### Written request:
Return every line of the records below verbatim, omitting the pictures.

— Begin The input —

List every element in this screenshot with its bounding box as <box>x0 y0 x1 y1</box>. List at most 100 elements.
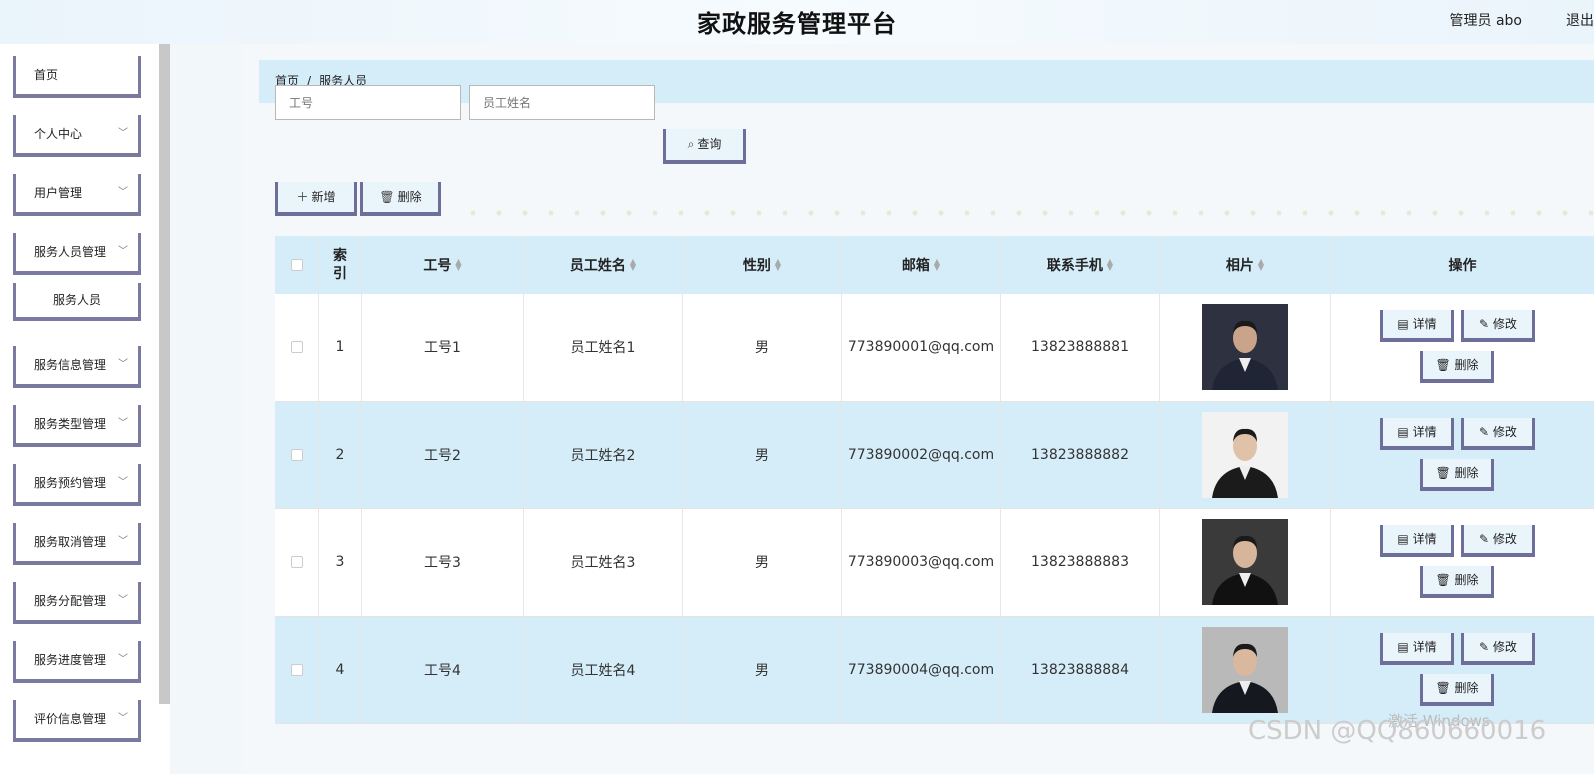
header-email[interactable]: 邮箱 ▲ ▼ <box>842 236 1001 294</box>
cell-index-text: 3 <box>335 554 345 571</box>
edit-button[interactable]: ✎ 修改 <box>1461 310 1535 342</box>
detail-button-label: 详情 <box>1412 532 1437 546</box>
detail-button[interactable]: ▤ 详情 <box>1380 525 1454 557</box>
cell-name-text: 员工姓名3 <box>570 555 636 572</box>
sidebar-item-service-info[interactable]: 服务信息管理 ﹀ <box>13 346 141 388</box>
header-staff-id[interactable]: 工号 ▲ ▼ <box>362 236 524 294</box>
header-staff-id-label: 工号 <box>423 258 452 274</box>
cell-staff-id: 工号4 <box>362 616 524 723</box>
cell-email: 773890003@qq.com <box>842 509 1001 616</box>
edit-button[interactable]: ✎ 修改 <box>1461 632 1535 665</box>
detail-icon: ▤ <box>1397 317 1413 331</box>
sidebar-item-service-progress[interactable]: 服务进度管理 ﹀ <box>13 641 141 683</box>
cell-email-text: 773890002@qq.com <box>847 446 995 463</box>
staff-photo[interactable] <box>1202 304 1288 391</box>
cell-staff-id-text: 工号1 <box>424 340 461 357</box>
header-actions: 操作 <box>1331 236 1594 294</box>
detail-button[interactable]: ▤ 详情 <box>1380 417 1454 450</box>
cell-select[interactable] <box>275 509 319 616</box>
sidebar-item-service-type[interactable]: 服务类型管理 ﹀ <box>13 405 141 447</box>
staff-id-search-input[interactable] <box>275 85 461 120</box>
cell-select[interactable] <box>275 294 319 401</box>
detail-icon: ▤ <box>1397 424 1413 439</box>
row-checkbox[interactable] <box>290 556 303 569</box>
staff-photo[interactable] <box>1202 411 1288 498</box>
cell-name: 员工姓名2 <box>524 401 683 508</box>
sidebar-item-service-cancel[interactable]: 服务取消管理 ﹀ <box>13 523 141 565</box>
row-checkbox[interactable] <box>290 448 303 461</box>
row-checkbox[interactable] <box>290 663 303 676</box>
sidebar-item-user-management[interactable]: 用户管理 ﹀ <box>13 174 141 216</box>
cell-gender: 男 <box>683 509 842 616</box>
sidebar-item-label: 服务人员 <box>52 293 101 307</box>
detail-button-label: 详情 <box>1412 424 1437 439</box>
cell-staff-id: 工号2 <box>362 401 524 508</box>
cell-email: 773890004@qq.com <box>842 616 1001 723</box>
detail-button-label: 详情 <box>1412 317 1437 331</box>
logout-link[interactable]: 退出 <box>1566 10 1594 30</box>
edit-icon: ✎ <box>1479 639 1493 654</box>
delete-button[interactable]: 🗑 删除 <box>1420 566 1494 598</box>
sidebar-item-review-info[interactable]: 评价信息管理 ﹀ <box>13 700 141 742</box>
batch-delete-button[interactable]: 🗑 删除 <box>360 182 441 216</box>
cell-select[interactable] <box>275 401 319 508</box>
header-name-label: 员工姓名 <box>569 258 626 274</box>
sort-icon[interactable]: ▲ ▼ <box>630 258 636 272</box>
staff-photo[interactable] <box>1202 519 1288 606</box>
edit-button[interactable]: ✎ 修改 <box>1461 417 1535 450</box>
table-header: 索引 工号 ▲ ▼ 员工姓名 ▲ ▼ 性别 ▲ ▼ 邮箱 ▲ ▼ 联系手机 ▲ ▼ 相片 ▲ ▼ 操作 <box>275 236 1594 294</box>
delete-button[interactable]: 🗑 删除 <box>1420 351 1494 383</box>
cell-index: 2 <box>319 401 362 508</box>
trash-icon: 🗑 <box>379 190 395 204</box>
sidebar-subitem-staff[interactable]: 服务人员 <box>13 283 141 321</box>
chevron-down-icon: ﹀ <box>118 477 128 488</box>
add-button[interactable]: ＋新增 <box>275 182 357 216</box>
query-button[interactable]: ⌕ 查询 <box>663 129 746 164</box>
sort-icon[interactable]: ▲ ▼ <box>455 258 461 272</box>
trash-icon: 🗑 <box>1435 358 1455 372</box>
select-all-checkbox[interactable] <box>290 259 303 271</box>
sidebar-item-service-assign[interactable]: 服务分配管理 ﹀ <box>13 582 141 624</box>
delete-button-label: 删除 <box>1454 680 1479 695</box>
sidebar-item-staff-management[interactable]: 服务人员管理 ﹀ <box>13 233 141 275</box>
delete-button[interactable]: 🗑 删除 <box>1420 458 1494 491</box>
detail-button[interactable]: ▤ 详情 <box>1380 632 1454 665</box>
sidebar-scrollbar[interactable] <box>159 44 170 704</box>
sidebar-item-personal-center[interactable]: 个人中心 ﹀ <box>13 115 141 157</box>
cell-index-text: 4 <box>335 661 345 678</box>
sidebar-item-label: 服务人员管理 <box>34 245 107 259</box>
cell-photo <box>1160 616 1331 723</box>
staff-photo[interactable] <box>1202 626 1288 713</box>
header-gender[interactable]: 性别 ▲ ▼ <box>683 236 842 294</box>
cell-select[interactable] <box>275 616 319 723</box>
batch-delete-button-label: 删除 <box>397 190 422 204</box>
chevron-down-icon: ﹀ <box>118 359 128 370</box>
table-row: 1 工号1 员工姓名1 男 773890001@qq.com 13823888881 ▤ … <box>275 294 1594 402</box>
header-photo[interactable]: 相片 ▲ ▼ <box>1160 236 1331 294</box>
cell-staff-id: 工号1 <box>362 294 524 401</box>
chevron-down-icon: ﹀ <box>118 128 128 139</box>
staff-name-search-input[interactable] <box>469 85 655 120</box>
cell-email-text: 773890004@qq.com <box>847 661 995 678</box>
row-checkbox[interactable] <box>290 341 303 354</box>
header-select-all[interactable] <box>275 236 319 294</box>
sidebar-item-service-booking[interactable]: 服务预约管理 ﹀ <box>13 464 141 506</box>
cell-photo <box>1160 294 1331 401</box>
sort-icon[interactable]: ▲ ▼ <box>775 258 781 272</box>
cell-gender: 男 <box>683 294 842 401</box>
sort-icon[interactable]: ▲ ▼ <box>934 258 940 272</box>
sidebar-item-home[interactable]: 首页 <box>13 56 141 98</box>
header-name[interactable]: 员工姓名 ▲ ▼ <box>524 236 683 294</box>
sort-icon[interactable]: ▲ ▼ <box>1107 258 1113 272</box>
cell-photo <box>1160 509 1331 616</box>
sidebar-item-label: 服务进度管理 <box>34 653 107 667</box>
edit-button[interactable]: ✎ 修改 <box>1461 525 1535 557</box>
add-button-label: 新增 <box>311 190 336 204</box>
chevron-down-icon: ﹀ <box>118 595 128 606</box>
cell-gender: 男 <box>683 616 842 723</box>
header-index-label: 索引 <box>333 248 347 282</box>
sort-icon[interactable]: ▲ ▼ <box>1258 258 1264 272</box>
detail-button[interactable]: ▤ 详情 <box>1380 310 1454 342</box>
header-phone[interactable]: 联系手机 ▲ ▼ <box>1001 236 1160 294</box>
delete-button[interactable]: 🗑 删除 <box>1420 673 1494 706</box>
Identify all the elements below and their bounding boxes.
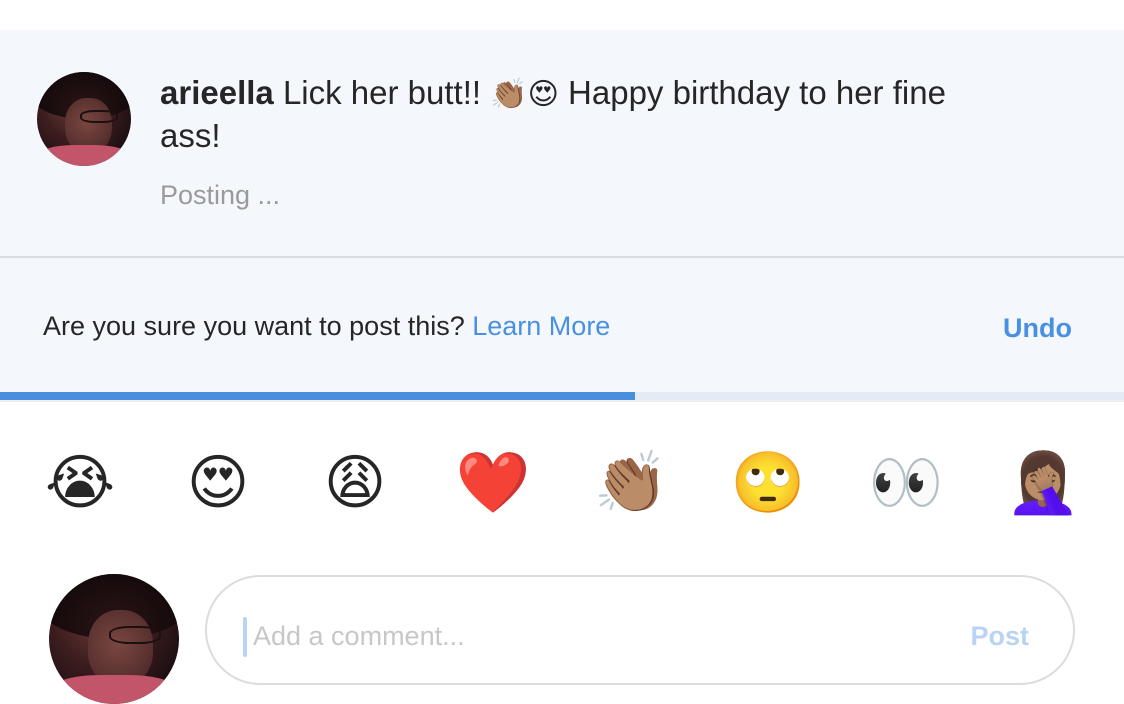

— End The input —

### Solution to the exercise:
List every element in this screenshot with its bounding box as <box>x0 y0 x1 y1</box>. List at most 100 elements.
header-email[interactable]: 邮箱 ▲ ▼ <box>842 236 1001 294</box>
cell-index-text: 3 <box>335 554 345 571</box>
edit-button[interactable]: ✎ 修改 <box>1461 310 1535 342</box>
detail-button-label: 详情 <box>1412 532 1437 546</box>
detail-button[interactable]: ▤ 详情 <box>1380 525 1454 557</box>
cell-name-text: 员工姓名3 <box>570 555 636 572</box>
sidebar-item-service-info[interactable]: 服务信息管理 ﹀ <box>13 346 141 388</box>
header-staff-id[interactable]: 工号 ▲ ▼ <box>362 236 524 294</box>
header-staff-id-label: 工号 <box>423 258 452 274</box>
cell-staff-id: 工号4 <box>362 616 524 723</box>
cell-email: 773890003@qq.com <box>842 509 1001 616</box>
edit-button[interactable]: ✎ 修改 <box>1461 632 1535 665</box>
detail-icon: ▤ <box>1397 317 1413 331</box>
sidebar-item-service-progress[interactable]: 服务进度管理 ﹀ <box>13 641 141 683</box>
cell-email-text: 773890002@qq.com <box>847 446 995 463</box>
staff-photo[interactable] <box>1202 304 1288 391</box>
cell-staff-id-text: 工号1 <box>424 340 461 357</box>
header-actions: 操作 <box>1331 236 1594 294</box>
detail-button[interactable]: ▤ 详情 <box>1380 417 1454 450</box>
cell-select[interactable] <box>275 509 319 616</box>
sidebar-item-service-type[interactable]: 服务类型管理 ﹀ <box>13 405 141 447</box>
staff-id-search-input[interactable] <box>275 85 461 120</box>
cell-select[interactable] <box>275 294 319 401</box>
detail-icon: ▤ <box>1397 424 1413 439</box>
row-checkbox[interactable] <box>290 556 303 569</box>
staff-photo[interactable] <box>1202 411 1288 498</box>
cell-name: 员工姓名2 <box>524 401 683 508</box>
sidebar-item-service-cancel[interactable]: 服务取消管理 ﹀ <box>13 523 141 565</box>
row-checkbox[interactable] <box>290 448 303 461</box>
row-checkbox[interactable] <box>290 663 303 676</box>
sidebar-item-user-management[interactable]: 用户管理 ﹀ <box>13 174 141 216</box>
cell-gender: 男 <box>683 509 842 616</box>
sidebar-item-label: 服务人员 <box>52 293 101 307</box>
detail-button-label: 详情 <box>1412 424 1437 439</box>
cell-staff-id: 工号2 <box>362 401 524 508</box>
cell-email: 773890004@qq.com <box>842 616 1001 723</box>
detail-button-label: 详情 <box>1412 317 1437 331</box>
logout-link[interactable]: 退出 <box>1566 10 1594 30</box>
edit-icon: ✎ <box>1479 639 1493 654</box>
delete-button[interactable]: 🗑 删除 <box>1420 566 1494 598</box>
sidebar-item-review-info[interactable]: 评价信息管理 ﹀ <box>13 700 141 742</box>
batch-delete-button[interactable]: 🗑 删除 <box>360 182 441 216</box>
cell-select[interactable] <box>275 401 319 508</box>
header-name-label: 员工姓名 <box>569 258 626 274</box>
sort-icon[interactable]: ▲ ▼ <box>630 258 636 272</box>
staff-photo[interactable] <box>1202 519 1288 606</box>
edit-button[interactable]: ✎ 修改 <box>1461 417 1535 450</box>
table-header: 索引 工号 ▲ ▼ 员工姓名 ▲ ▼ 性别 ▲ ▼ 邮箱 ▲ ▼ 联系手机 ▲ ▼ 相片 ▲ ▼ 操作 <box>275 236 1594 294</box>
delete-button[interactable]: 🗑 删除 <box>1420 351 1494 383</box>
cell-index: 2 <box>319 401 362 508</box>
trash-icon: 🗑 <box>379 190 395 204</box>
sidebar-subitem-staff[interactable]: 服务人员 <box>13 283 141 321</box>
chevron-down-icon: ﹀ <box>118 477 128 488</box>
add-button[interactable]: ＋新增 <box>275 182 357 216</box>
query-button[interactable]: ⌕ 查询 <box>663 129 746 164</box>
sort-icon[interactable]: ▲ ▼ <box>455 258 461 272</box>
trash-icon: 🗑 <box>1435 358 1455 372</box>
select-all-checkbox[interactable] <box>290 259 303 271</box>
sidebar-item-service-assign[interactable]: 服务分配管理 ﹀ <box>13 582 141 624</box>
delete-button-label: 删除 <box>1454 680 1479 695</box>
sidebar-item-staff-management[interactable]: 服务人员管理 ﹀ <box>13 233 141 275</box>
delete-button[interactable]: 🗑 删除 <box>1420 458 1494 491</box>
detail-button[interactable]: ▤ 详情 <box>1380 632 1454 665</box>
sidebar-scrollbar[interactable] <box>159 44 170 704</box>
sidebar-item-personal-center[interactable]: 个人中心 ﹀ <box>13 115 141 157</box>
cell-index-text: 4 <box>335 661 345 678</box>
sidebar-item-label: 服务人员管理 <box>34 245 107 259</box>
cell-photo <box>1160 616 1331 723</box>
staff-photo[interactable] <box>1202 626 1288 713</box>
header-gender[interactable]: 性别 ▲ ▼ <box>683 236 842 294</box>
cell-select[interactable] <box>275 616 319 723</box>
batch-delete-button-label: 删除 <box>397 190 422 204</box>
chevron-down-icon: ﹀ <box>118 359 128 370</box>
table-row: 1 工号1 员工姓名1 男 773890001@qq.com 13823888881 ▤ … <box>275 294 1594 402</box>
header-photo[interactable]: 相片 ▲ ▼ <box>1160 236 1331 294</box>
cell-staff-id: 工号1 <box>362 294 524 401</box>
chevron-down-icon: ﹀ <box>118 128 128 139</box>
staff-name-search-input[interactable] <box>469 85 655 120</box>
cell-email-text: 773890004@qq.com <box>847 661 995 678</box>
row-checkbox[interactable] <box>290 341 303 354</box>
header-select-all[interactable] <box>275 236 319 294</box>
sidebar-item-service-booking[interactable]: 服务预约管理 ﹀ <box>13 464 141 506</box>
cell-photo <box>1160 294 1331 401</box>
sort-icon[interactable]: ▲ ▼ <box>775 258 781 272</box>
cell-gender: 男 <box>683 294 842 401</box>
sort-icon[interactable]: ▲ ▼ <box>934 258 940 272</box>
sidebar-item-home[interactable]: 首页 <box>13 56 141 98</box>
header-name[interactable]: 员工姓名 ▲ ▼ <box>524 236 683 294</box>
sort-icon[interactable]: ▲ ▼ <box>1107 258 1113 272</box>
cell-photo <box>1160 509 1331 616</box>
sidebar-item-label: 服务进度管理 <box>34 653 107 667</box>
edit-button[interactable]: ✎ 修改 <box>1461 525 1535 557</box>
add-button-label: 新增 <box>311 190 336 204</box>
chevron-down-icon: ﹀ <box>118 595 128 606</box>
cell-gender: 男 <box>683 616 842 723</box>
header-index-label: 索引 <box>333 248 347 282</box>
sort-icon[interactable]: ▲ ▼ <box>1258 258 1264 272</box>
detail-button[interactable]: ▤ 详情 <box>1380 310 1454 342</box>
header-phone[interactable]: 联系手机 ▲ ▼ <box>1001 236 1160 294</box>
delete-button[interactable]: 🗑 删除 <box>1420 673 1494 706</box>
Identify all the elements below and their bounding boxes.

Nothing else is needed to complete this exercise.